Task directions:
Report how many lines in the records hold the string "WOOLTON"; give the number and nothing else.

Dataset listings of figures:
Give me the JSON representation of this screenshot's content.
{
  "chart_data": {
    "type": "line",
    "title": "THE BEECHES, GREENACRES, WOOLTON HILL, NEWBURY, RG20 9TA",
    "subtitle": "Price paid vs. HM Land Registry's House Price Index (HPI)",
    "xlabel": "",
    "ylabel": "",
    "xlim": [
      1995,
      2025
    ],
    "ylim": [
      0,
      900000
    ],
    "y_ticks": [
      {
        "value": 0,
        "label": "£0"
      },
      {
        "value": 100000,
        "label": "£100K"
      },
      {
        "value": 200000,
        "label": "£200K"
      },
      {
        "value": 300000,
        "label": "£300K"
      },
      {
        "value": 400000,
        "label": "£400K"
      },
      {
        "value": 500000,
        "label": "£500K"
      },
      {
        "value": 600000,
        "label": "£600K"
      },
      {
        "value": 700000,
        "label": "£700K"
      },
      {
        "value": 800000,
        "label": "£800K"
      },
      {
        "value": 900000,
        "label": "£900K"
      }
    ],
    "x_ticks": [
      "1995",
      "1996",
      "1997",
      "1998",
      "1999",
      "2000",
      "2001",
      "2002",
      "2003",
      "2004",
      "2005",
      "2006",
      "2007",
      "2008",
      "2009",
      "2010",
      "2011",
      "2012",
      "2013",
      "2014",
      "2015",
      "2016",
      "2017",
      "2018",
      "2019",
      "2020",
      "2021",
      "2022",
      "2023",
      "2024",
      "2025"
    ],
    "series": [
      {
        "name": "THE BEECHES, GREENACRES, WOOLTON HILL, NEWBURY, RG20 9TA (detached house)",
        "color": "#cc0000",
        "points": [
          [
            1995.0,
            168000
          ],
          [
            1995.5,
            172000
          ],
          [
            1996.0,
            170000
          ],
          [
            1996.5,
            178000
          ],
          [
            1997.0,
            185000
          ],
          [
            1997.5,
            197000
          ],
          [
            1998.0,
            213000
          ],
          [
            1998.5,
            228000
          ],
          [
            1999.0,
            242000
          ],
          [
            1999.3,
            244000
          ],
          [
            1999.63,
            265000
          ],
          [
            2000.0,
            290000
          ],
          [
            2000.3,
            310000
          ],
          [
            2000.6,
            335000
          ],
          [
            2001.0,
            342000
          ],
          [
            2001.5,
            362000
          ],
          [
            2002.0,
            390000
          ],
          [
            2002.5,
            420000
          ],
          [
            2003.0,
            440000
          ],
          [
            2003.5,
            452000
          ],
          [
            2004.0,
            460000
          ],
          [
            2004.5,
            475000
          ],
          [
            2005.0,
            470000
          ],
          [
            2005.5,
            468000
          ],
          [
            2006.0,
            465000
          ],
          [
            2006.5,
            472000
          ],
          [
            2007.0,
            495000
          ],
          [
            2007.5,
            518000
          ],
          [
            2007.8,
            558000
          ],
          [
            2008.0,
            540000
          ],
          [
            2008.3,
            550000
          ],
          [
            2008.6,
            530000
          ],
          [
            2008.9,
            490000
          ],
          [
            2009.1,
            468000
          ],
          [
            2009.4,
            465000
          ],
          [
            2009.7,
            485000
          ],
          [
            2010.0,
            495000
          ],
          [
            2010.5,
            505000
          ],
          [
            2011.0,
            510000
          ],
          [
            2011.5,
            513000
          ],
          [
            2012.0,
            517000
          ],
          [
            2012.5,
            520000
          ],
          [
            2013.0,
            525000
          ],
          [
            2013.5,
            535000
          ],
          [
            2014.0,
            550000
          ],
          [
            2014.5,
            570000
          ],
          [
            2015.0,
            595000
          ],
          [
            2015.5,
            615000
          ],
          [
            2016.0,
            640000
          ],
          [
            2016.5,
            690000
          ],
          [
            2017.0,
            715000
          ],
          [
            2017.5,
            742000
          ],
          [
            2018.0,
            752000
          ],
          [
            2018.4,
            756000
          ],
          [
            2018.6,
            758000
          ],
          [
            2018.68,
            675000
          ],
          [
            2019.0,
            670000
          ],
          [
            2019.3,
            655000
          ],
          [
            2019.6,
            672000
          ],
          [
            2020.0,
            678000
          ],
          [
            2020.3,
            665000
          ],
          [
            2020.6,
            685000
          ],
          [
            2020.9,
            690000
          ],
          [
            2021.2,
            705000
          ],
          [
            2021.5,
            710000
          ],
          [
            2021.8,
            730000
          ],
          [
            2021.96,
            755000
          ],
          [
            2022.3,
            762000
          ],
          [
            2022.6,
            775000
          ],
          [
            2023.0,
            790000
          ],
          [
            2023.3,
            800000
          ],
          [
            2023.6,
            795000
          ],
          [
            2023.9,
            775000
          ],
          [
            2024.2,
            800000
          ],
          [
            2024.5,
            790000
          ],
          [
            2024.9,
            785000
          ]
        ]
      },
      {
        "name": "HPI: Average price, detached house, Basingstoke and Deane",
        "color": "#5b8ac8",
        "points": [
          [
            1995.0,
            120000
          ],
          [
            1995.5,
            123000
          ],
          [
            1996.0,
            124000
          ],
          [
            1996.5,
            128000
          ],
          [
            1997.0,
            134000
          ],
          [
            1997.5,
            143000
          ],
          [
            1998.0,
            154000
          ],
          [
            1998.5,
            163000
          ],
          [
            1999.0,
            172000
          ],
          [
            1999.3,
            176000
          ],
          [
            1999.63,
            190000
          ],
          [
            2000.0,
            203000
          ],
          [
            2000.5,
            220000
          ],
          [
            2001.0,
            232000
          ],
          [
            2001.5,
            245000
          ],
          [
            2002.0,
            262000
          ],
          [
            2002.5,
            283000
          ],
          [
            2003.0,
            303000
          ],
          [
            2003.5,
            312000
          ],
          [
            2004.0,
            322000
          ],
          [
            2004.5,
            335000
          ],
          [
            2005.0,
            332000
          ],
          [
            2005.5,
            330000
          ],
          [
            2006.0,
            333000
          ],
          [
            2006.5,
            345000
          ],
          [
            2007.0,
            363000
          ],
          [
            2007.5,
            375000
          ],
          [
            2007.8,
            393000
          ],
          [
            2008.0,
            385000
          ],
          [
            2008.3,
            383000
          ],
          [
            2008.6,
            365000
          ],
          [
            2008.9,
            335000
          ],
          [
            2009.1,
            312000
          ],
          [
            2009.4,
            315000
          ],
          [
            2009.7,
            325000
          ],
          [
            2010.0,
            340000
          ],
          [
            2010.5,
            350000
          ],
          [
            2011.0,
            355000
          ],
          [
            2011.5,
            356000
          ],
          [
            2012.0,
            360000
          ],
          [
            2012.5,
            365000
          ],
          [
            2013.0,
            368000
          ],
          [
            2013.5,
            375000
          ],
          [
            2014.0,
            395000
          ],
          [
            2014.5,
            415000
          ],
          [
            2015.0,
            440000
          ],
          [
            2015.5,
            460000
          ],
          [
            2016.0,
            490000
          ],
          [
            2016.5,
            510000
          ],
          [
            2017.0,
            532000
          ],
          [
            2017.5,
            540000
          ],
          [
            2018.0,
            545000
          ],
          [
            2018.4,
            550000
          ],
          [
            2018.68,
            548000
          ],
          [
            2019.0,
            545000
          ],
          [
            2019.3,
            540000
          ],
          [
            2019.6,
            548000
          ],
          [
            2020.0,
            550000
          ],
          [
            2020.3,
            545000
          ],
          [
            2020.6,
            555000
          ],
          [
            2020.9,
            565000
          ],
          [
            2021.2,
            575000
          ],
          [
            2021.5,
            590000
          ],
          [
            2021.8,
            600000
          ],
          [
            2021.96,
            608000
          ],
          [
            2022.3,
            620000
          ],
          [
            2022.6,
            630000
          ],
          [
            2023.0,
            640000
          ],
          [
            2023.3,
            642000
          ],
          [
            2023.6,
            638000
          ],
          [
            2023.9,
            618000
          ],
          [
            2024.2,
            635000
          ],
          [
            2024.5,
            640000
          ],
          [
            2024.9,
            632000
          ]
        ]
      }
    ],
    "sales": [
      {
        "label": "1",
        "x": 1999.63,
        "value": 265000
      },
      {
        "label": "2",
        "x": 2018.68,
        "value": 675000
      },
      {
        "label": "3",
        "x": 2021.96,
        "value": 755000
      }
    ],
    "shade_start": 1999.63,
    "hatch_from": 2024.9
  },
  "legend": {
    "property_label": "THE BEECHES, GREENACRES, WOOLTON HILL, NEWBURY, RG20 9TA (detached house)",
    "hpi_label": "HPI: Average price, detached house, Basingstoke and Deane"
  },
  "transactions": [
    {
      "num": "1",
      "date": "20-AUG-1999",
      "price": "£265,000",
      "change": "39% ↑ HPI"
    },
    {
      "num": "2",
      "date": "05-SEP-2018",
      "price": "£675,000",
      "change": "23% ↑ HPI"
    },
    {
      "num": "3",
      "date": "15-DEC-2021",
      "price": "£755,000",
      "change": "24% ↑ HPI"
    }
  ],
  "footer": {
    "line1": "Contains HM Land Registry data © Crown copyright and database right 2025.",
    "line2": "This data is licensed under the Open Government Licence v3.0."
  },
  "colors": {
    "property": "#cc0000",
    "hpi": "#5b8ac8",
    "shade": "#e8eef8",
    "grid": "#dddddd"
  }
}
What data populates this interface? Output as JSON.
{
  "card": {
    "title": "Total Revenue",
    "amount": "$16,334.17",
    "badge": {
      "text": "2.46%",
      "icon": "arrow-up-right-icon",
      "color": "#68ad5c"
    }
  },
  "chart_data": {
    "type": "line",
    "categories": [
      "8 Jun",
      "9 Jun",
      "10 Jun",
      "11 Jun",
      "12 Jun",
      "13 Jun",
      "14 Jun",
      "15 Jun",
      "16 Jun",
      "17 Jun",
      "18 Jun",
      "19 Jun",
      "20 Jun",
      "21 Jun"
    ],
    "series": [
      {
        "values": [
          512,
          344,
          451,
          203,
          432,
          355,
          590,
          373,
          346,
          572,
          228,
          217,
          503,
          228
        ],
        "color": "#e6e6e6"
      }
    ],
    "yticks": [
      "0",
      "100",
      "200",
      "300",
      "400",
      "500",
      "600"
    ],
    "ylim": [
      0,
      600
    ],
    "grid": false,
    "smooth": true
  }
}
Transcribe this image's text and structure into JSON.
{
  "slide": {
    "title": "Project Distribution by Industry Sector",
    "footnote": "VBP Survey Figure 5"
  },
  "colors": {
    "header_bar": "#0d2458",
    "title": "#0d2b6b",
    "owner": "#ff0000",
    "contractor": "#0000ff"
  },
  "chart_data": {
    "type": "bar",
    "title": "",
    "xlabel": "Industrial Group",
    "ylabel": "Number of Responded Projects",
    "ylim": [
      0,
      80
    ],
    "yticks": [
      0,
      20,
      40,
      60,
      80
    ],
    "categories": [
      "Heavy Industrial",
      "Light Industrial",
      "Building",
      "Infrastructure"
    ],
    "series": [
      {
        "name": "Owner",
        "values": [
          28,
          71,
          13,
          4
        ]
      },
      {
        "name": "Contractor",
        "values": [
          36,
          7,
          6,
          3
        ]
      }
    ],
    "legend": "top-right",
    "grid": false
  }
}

Response to the task:
3